Data supplied
★ ★ ★ ★ ★

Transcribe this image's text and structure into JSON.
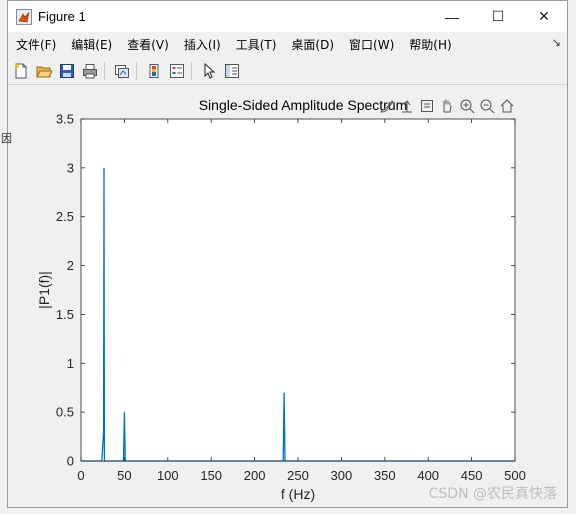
{
  "window": {
    "title": "Figure 1",
    "controls": {
      "minimize": "—",
      "maximize": "☐",
      "close": "✕"
    }
  },
  "menu": {
    "items": [
      "文件(F)",
      "编辑(E)",
      "查看(V)",
      "插入(I)",
      "工具(T)",
      "桌面(D)",
      "窗口(W)",
      "帮助(H)"
    ],
    "overflow_icon": "dock-arrow-icon"
  },
  "toolbar": {
    "buttons": [
      "new-figure-icon",
      "open-file-icon",
      "save-icon",
      "print-icon",
      "link-plot-icon",
      "insert-colorbar-icon",
      "insert-legend-icon",
      "edit-plot-icon",
      "property-inspector-icon"
    ]
  },
  "axes_toolbar": {
    "buttons": [
      "brush-icon",
      "data-tips-icon",
      "export-icon",
      "pan-icon",
      "zoom-in-icon",
      "zoom-out-icon",
      "home-icon"
    ]
  },
  "watermark": "CSDN @农民真快落",
  "stray_glyph": "因",
  "colors": {
    "series": "#0072bd",
    "axes": "#262626",
    "plot_bg": "#ffffff",
    "figure_bg": "#f0f0f0"
  },
  "chart_data": {
    "type": "line",
    "title": "Single-Sided Amplitude Spectrum",
    "xlabel": "f (Hz)",
    "ylabel": "|P1(f)|",
    "xlim": [
      0,
      500
    ],
    "ylim": [
      0,
      3.5
    ],
    "xticks": [
      0,
      50,
      100,
      150,
      200,
      250,
      300,
      350,
      400,
      450,
      500
    ],
    "yticks": [
      0,
      0.5,
      1,
      1.5,
      2,
      2.5,
      3,
      3.5
    ],
    "grid": false,
    "series": [
      {
        "x": [
          0,
          24,
          26,
          26.5,
          27,
          49,
          50,
          51,
          233,
          234,
          235,
          500
        ],
        "y": [
          0,
          0,
          0.3,
          3.0,
          0,
          0,
          0.5,
          0,
          0,
          0.7,
          0,
          0
        ]
      }
    ]
  }
}
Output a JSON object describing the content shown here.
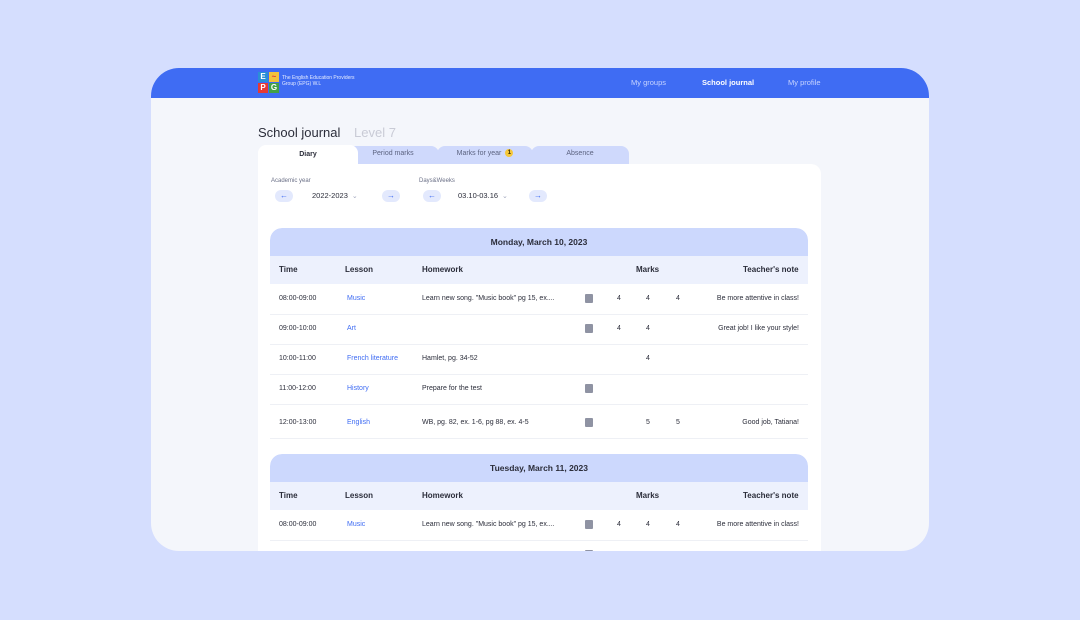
{
  "app": {
    "logo_letters": [
      "E",
      "P",
      "G"
    ],
    "logo_text": "The English Education Providers Group (EPG) W.L"
  },
  "nav": {
    "items": [
      {
        "label": "My groups",
        "active": false
      },
      {
        "label": "School journal",
        "active": true
      },
      {
        "label": "My profile",
        "active": false
      }
    ]
  },
  "page": {
    "title": "School journal",
    "subtitle": "Level 7"
  },
  "tabs": [
    {
      "label": "Diary",
      "active": true
    },
    {
      "label": "Period marks",
      "active": false
    },
    {
      "label": "Marks for year",
      "active": false,
      "badge": "1"
    },
    {
      "label": "Absence",
      "active": false
    }
  ],
  "filters": {
    "year": {
      "label": "Academic year",
      "value": "2022-2023"
    },
    "days": {
      "label": "Days&Weeks",
      "value": "03.10-03.16"
    }
  },
  "columns": {
    "time": "Time",
    "lesson": "Lesson",
    "homework": "Homework",
    "marks": "Marks",
    "note": "Teacher's note"
  },
  "days": [
    {
      "title": "Monday, March 10, 2023",
      "rows": [
        {
          "time": "08:00-09:00",
          "lesson": "Music",
          "homework": "Learn new song. \"Music book\" pg 15, ex....",
          "doc": true,
          "marks": [
            "4",
            "4",
            "4"
          ],
          "note": "Be more attentive in class!"
        },
        {
          "time": "09:00-10:00",
          "lesson": "Art",
          "homework": "",
          "doc": true,
          "marks": [
            "4",
            "4",
            ""
          ],
          "note": "Great job! I like your style!"
        },
        {
          "time": "10:00-11:00",
          "lesson": "French literature",
          "homework": "Hamlet, pg. 34-52",
          "doc": false,
          "marks": [
            "",
            "4",
            ""
          ],
          "note": ""
        },
        {
          "time": "11:00-12:00",
          "lesson": "History",
          "homework": "Prepare for the test",
          "doc": true,
          "marks": [
            "",
            "",
            ""
          ],
          "note": ""
        },
        {
          "time": "12:00-13:00",
          "lesson": "English",
          "homework": "WB, pg. 82, ex. 1-6, pg 88, ex. 4-5",
          "doc": true,
          "marks": [
            "",
            "5",
            "5"
          ],
          "note": "Good job, Tatiana!"
        }
      ]
    },
    {
      "title": "Tuesday, March 11, 2023",
      "rows": [
        {
          "time": "08:00-09:00",
          "lesson": "Music",
          "homework": "Learn new song. \"Music book\" pg 15, ex....",
          "doc": true,
          "marks": [
            "4",
            "4",
            "4"
          ],
          "note": "Be more attentive in class!"
        }
      ]
    }
  ],
  "colors": {
    "accent": "#3f6cf3",
    "background": "#d5defe",
    "day_header": "#ccd8fd",
    "badge": "#f5c73b"
  }
}
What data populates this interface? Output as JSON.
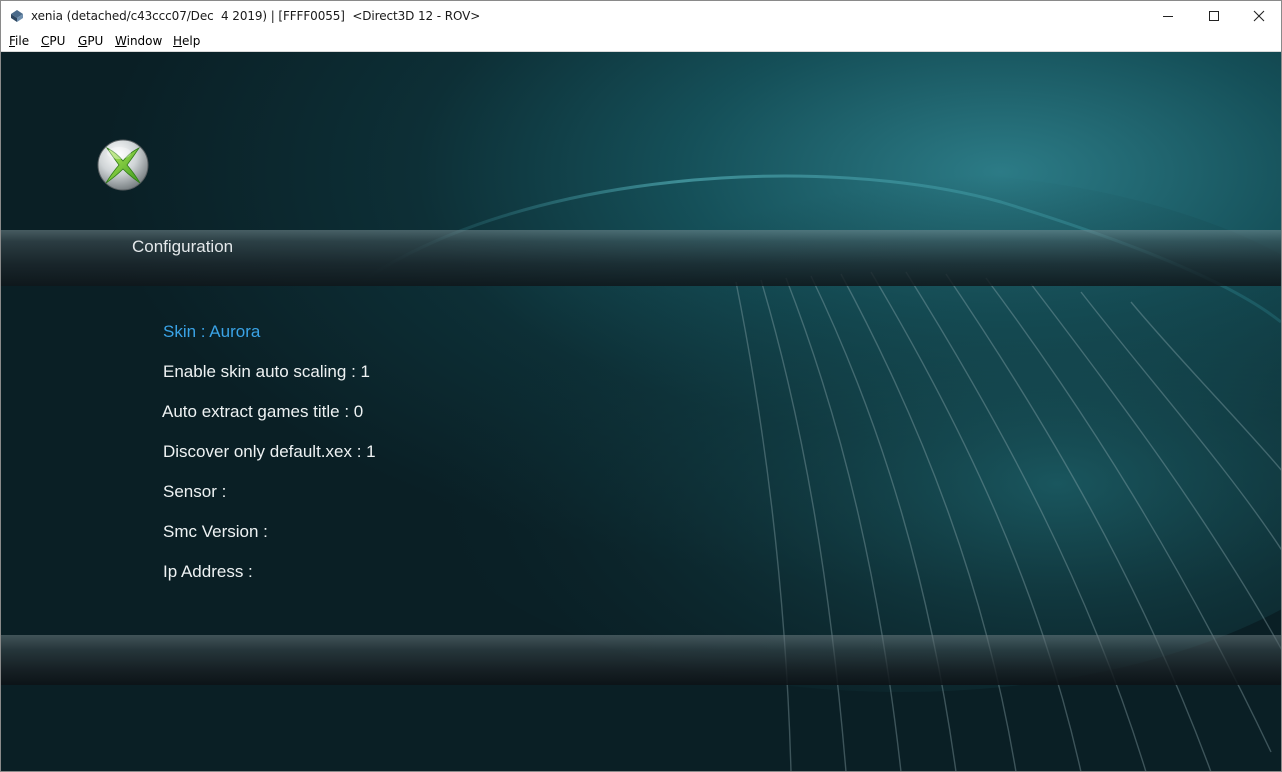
{
  "window": {
    "title": "xenia (detached/c43ccc07/Dec  4 2019) | [FFFF0055]  <Direct3D 12 - ROV>",
    "controls": [
      "minimize-icon",
      "maximize-icon",
      "close-icon"
    ]
  },
  "menu": [
    {
      "label": "File",
      "accel": "F",
      "rest": "ile"
    },
    {
      "label": "CPU",
      "accel": "C",
      "rest": "PU"
    },
    {
      "label": "GPU",
      "accel": "G",
      "rest": "PU"
    },
    {
      "label": "Window",
      "accel": "W",
      "rest": "indow"
    },
    {
      "label": "Help",
      "accel": "H",
      "rest": "elp"
    }
  ],
  "dashboard": {
    "logo": "xbox-logo-icon",
    "section_title": "Configuration",
    "options": [
      {
        "label": "Skin : Aurora",
        "selected": true
      },
      {
        "label": "Enable skin auto scaling : 1",
        "selected": false
      },
      {
        "label": "Auto extract games title : 0",
        "selected": false
      },
      {
        "label": "Discover only default.xex : 1",
        "selected": false
      },
      {
        "label": "Sensor :",
        "selected": false
      },
      {
        "label": "Smc Version :",
        "selected": false
      },
      {
        "label": "Ip Address :",
        "selected": false
      }
    ]
  },
  "colors": {
    "selected_option": "#3aa3e6",
    "option_text": "#eef2f3",
    "background_dark": "#0a1f25",
    "background_glow": "#2c7b86"
  }
}
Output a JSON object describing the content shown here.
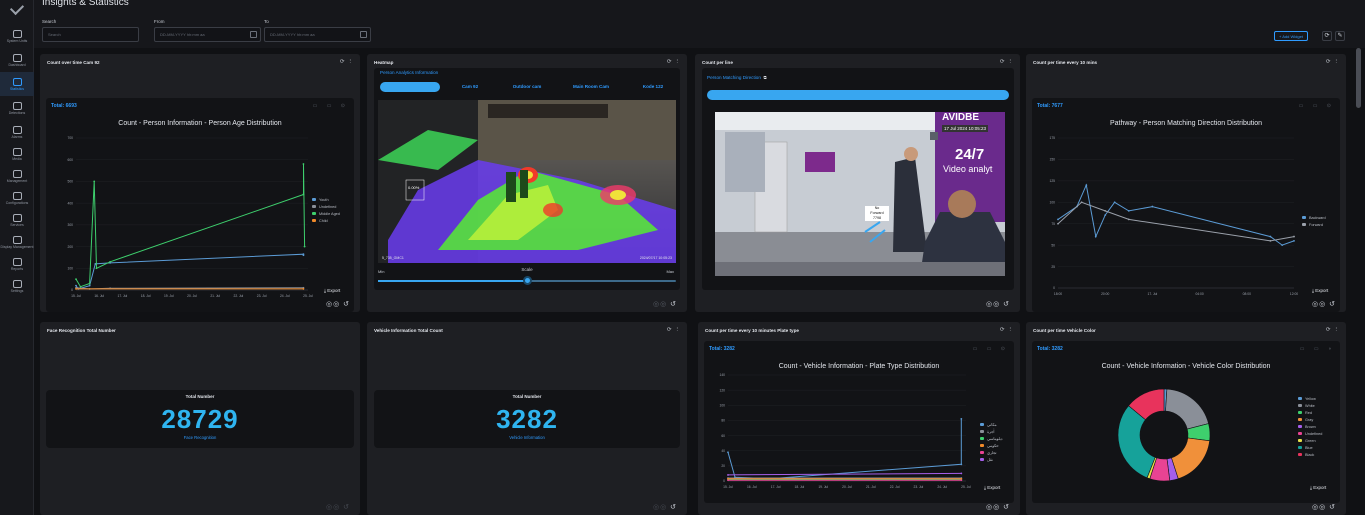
{
  "page": {
    "title": "Insights & Statistics"
  },
  "sidebar": {
    "items": [
      {
        "label": "System Units",
        "icon": "system-units-icon",
        "active": false
      },
      {
        "label": "Dashboard",
        "icon": "dashboard-icon",
        "active": false
      },
      {
        "label": "Statistics",
        "icon": "statistics-icon",
        "active": true
      },
      {
        "label": "Detections",
        "icon": "detections-icon",
        "active": false
      },
      {
        "label": "Alarms",
        "icon": "alarm-icon",
        "active": false
      },
      {
        "label": "Media",
        "icon": "media-icon",
        "active": false
      },
      {
        "label": "Management",
        "icon": "management-icon",
        "active": false
      },
      {
        "label": "Configurations",
        "icon": "configurations-icon",
        "active": false
      },
      {
        "label": "Services",
        "icon": "services-icon",
        "active": false
      },
      {
        "label": "Display Management",
        "icon": "display-icon",
        "active": false
      },
      {
        "label": "Reports",
        "icon": "reports-icon",
        "active": false
      },
      {
        "label": "Settings",
        "icon": "settings-icon",
        "active": false
      }
    ]
  },
  "filters": {
    "search_label": "Search",
    "search_placeholder": "Search",
    "from_label": "From",
    "from_placeholder": "DD-MM-YYYY hh:mm aa",
    "to_label": "To",
    "to_placeholder": "DD-MM-YYYY hh:mm aa"
  },
  "toolbar": {
    "add_widget": "+ Add Widget",
    "refresh": "⟳",
    "edit": "✎"
  },
  "widgets": {
    "w1": {
      "title": "Count over time Cam 92",
      "total": "Total: 6693",
      "chart_title": "Count - Person Information - Person Age Distribution",
      "export": "Export"
    },
    "w2": {
      "title": "Heatmap",
      "tab_header": "Person Analytics Information",
      "tabs": [
        "",
        "Cam 92",
        "Outdoor cam",
        "Main Room Cam",
        "Kode 122"
      ],
      "overlay_pct": "0.00%",
      "cam_id": "5_735_GMC1",
      "cam_date": "2024/07/17 10:05:23",
      "slider_min": "Min",
      "slider_label": "Scale",
      "slider_max": "Max",
      "slider_value": 0.5
    },
    "w3": {
      "title": "Count per line",
      "sub_label": "Person Matching Direction",
      "banner": "24/7",
      "banner_sub": "Video analyt",
      "brand": "AVIDBE",
      "date_overlay": "17 Jul 2024   10:05:23",
      "tag_top": "No",
      "tag_mid": "Forward",
      "tag_bot": "7798"
    },
    "w4": {
      "title": "Count per time every 10 mins",
      "total": "Total: 7677",
      "chart_title": "Pathway - Person Matching Direction Distribution",
      "export": "Export"
    },
    "w5": {
      "title": "Face Recognition Total Number",
      "label": "Total Number",
      "value": "28729",
      "sub": "Face Recognition"
    },
    "w6": {
      "title": "Vehicle Information Total Count",
      "label": "Total Number",
      "value": "3282",
      "sub": "Vehicle Information"
    },
    "w7": {
      "title": "Count per time every 10 minutes Plate type",
      "total": "Total: 3282",
      "chart_title": "Count - Vehicle Information - Plate Type Distribution",
      "export": "Export"
    },
    "w8": {
      "title": "Count per time Vehicle Color",
      "total": "Total: 3282",
      "chart_title": "Count - Vehicle Information - Vehicle Color Distribution",
      "export": "Export"
    }
  },
  "colors": {
    "accent": "#2f9bff",
    "panel": "#1e1f23",
    "card": "#121316",
    "background": "#101114"
  },
  "chart_data": [
    {
      "type": "line",
      "title": "Count - Person Information - Person Age Distribution",
      "x": [
        "15. Jul",
        "16. Jul",
        "17. Jul",
        "18. Jul",
        "19. Jul",
        "20. Jul",
        "21. Jul",
        "22. Jul",
        "23. Jul",
        "24. Jul",
        "25. Jul"
      ],
      "ylim": [
        0,
        700
      ],
      "yticks": [
        0,
        100,
        200,
        300,
        400,
        500,
        600,
        700
      ],
      "series": [
        {
          "name": "Youth",
          "color": "#5b9bd5",
          "points": [
            [
              0.0,
              20
            ],
            [
              0.1,
              5
            ],
            [
              0.6,
              20
            ],
            [
              0.85,
              120
            ],
            [
              1.5,
              125
            ],
            [
              10.0,
              165
            ],
            [
              10.0,
              160
            ]
          ]
        },
        {
          "name": "Undefined",
          "color": "#8a8f98",
          "points": [
            [
              0.0,
              10
            ],
            [
              0.6,
              5
            ],
            [
              1.5,
              8
            ],
            [
              10.0,
              10
            ]
          ]
        },
        {
          "name": "Middle Aged",
          "color": "#3ecf6d",
          "points": [
            [
              0.0,
              50
            ],
            [
              0.2,
              15
            ],
            [
              0.6,
              30
            ],
            [
              0.8,
              500
            ],
            [
              0.9,
              100
            ],
            [
              1.5,
              130
            ],
            [
              10.0,
              440
            ],
            [
              10.0,
              580
            ],
            [
              10.05,
              200
            ]
          ]
        },
        {
          "name": "Child",
          "color": "#f08a2a",
          "points": [
            [
              0.0,
              5
            ],
            [
              10.0,
              5
            ]
          ]
        }
      ],
      "legend": "right"
    },
    {
      "type": "line",
      "title": "Pathway - Person Matching Direction Distribution",
      "x": [
        "18:00",
        "20:00",
        "17. Jul",
        "04:00",
        "08:00",
        "12:00"
      ],
      "ylim": [
        0,
        175
      ],
      "yticks": [
        0,
        25,
        50,
        75,
        100,
        125,
        150,
        175
      ],
      "series": [
        {
          "name": "Backward",
          "color": "#5b9bd5",
          "points": [
            [
              0.0,
              80
            ],
            [
              0.08,
              95
            ],
            [
              0.12,
              120
            ],
            [
              0.16,
              60
            ],
            [
              0.2,
              85
            ],
            [
              0.24,
              100
            ],
            [
              0.3,
              90
            ],
            [
              0.4,
              95
            ],
            [
              0.9,
              60
            ],
            [
              0.95,
              50
            ],
            [
              1.0,
              55
            ]
          ]
        },
        {
          "name": "Forward",
          "color": "#9aa0aa",
          "points": [
            [
              0.0,
              75
            ],
            [
              0.1,
              100
            ],
            [
              0.2,
              90
            ],
            [
              0.3,
              80
            ],
            [
              0.9,
              55
            ],
            [
              1.0,
              60
            ]
          ]
        }
      ],
      "legend": "right"
    },
    {
      "type": "line",
      "title": "Count - Vehicle Information - Plate Type Distribution",
      "x": [
        "15. Jul",
        "16. Jul",
        "17. Jul",
        "18. Jul",
        "19. Jul",
        "20. Jul",
        "21. Jul",
        "22. Jul",
        "23. Jul",
        "24. Jul",
        "25. Jul"
      ],
      "ylim": [
        0,
        140
      ],
      "yticks": [
        0,
        20,
        40,
        60,
        80,
        100,
        120,
        140
      ],
      "series": [
        {
          "name": "مكاني",
          "color": "#5b9bd5",
          "points": [
            [
              0.0,
              38
            ],
            [
              0.3,
              5
            ],
            [
              1.8,
              3
            ],
            [
              10.0,
              22
            ],
            [
              10.0,
              82
            ]
          ]
        },
        {
          "name": "أجرة",
          "color": "#8a8f98",
          "points": [
            [
              0.0,
              4
            ],
            [
              10.0,
              4
            ]
          ]
        },
        {
          "name": "دبلوماسي",
          "color": "#3ecf6d",
          "points": [
            [
              0.0,
              2
            ],
            [
              10.0,
              2
            ]
          ]
        },
        {
          "name": "حكومي",
          "color": "#f08a2a",
          "points": [
            [
              0.0,
              3
            ],
            [
              10.0,
              3
            ]
          ]
        },
        {
          "name": "تجاري",
          "color": "#e84393",
          "points": [
            [
              0.0,
              1
            ],
            [
              10.0,
              1
            ]
          ]
        },
        {
          "name": "نقل",
          "color": "#a55eea",
          "points": [
            [
              0.0,
              8
            ],
            [
              10.0,
              10
            ]
          ]
        }
      ],
      "legend": "right"
    },
    {
      "type": "pie",
      "title": "Count - Vehicle Information - Vehicle Color Distribution",
      "legend": "right",
      "slices": [
        {
          "name": "Yellow",
          "color": "#5b9bd5",
          "value": 1
        },
        {
          "name": "White",
          "color": "#8a8f98",
          "value": 20
        },
        {
          "name": "Red",
          "color": "#3ecf6d",
          "value": 6
        },
        {
          "name": "Gray",
          "color": "#f0903a",
          "value": 18
        },
        {
          "name": "Brown",
          "color": "#a55eea",
          "value": 3
        },
        {
          "name": "Undefined",
          "color": "#e84393",
          "value": 7
        },
        {
          "name": "Green",
          "color": "#e6e24a",
          "value": 1
        },
        {
          "name": "Blue",
          "color": "#16a29a",
          "value": 30
        },
        {
          "name": "Black",
          "color": "#e8335c",
          "value": 14
        }
      ]
    }
  ]
}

★ ★ ★ ★ ★

Copy every line of the listing that includes the string "Plate".

Written answer
      "title": "Count per time every 10 minutes Plate type",
      "chart_title": "Count - Vehicle Information - Plate Type Distribution",
      "title": "Count - Vehicle Information - Plate Type Distribution",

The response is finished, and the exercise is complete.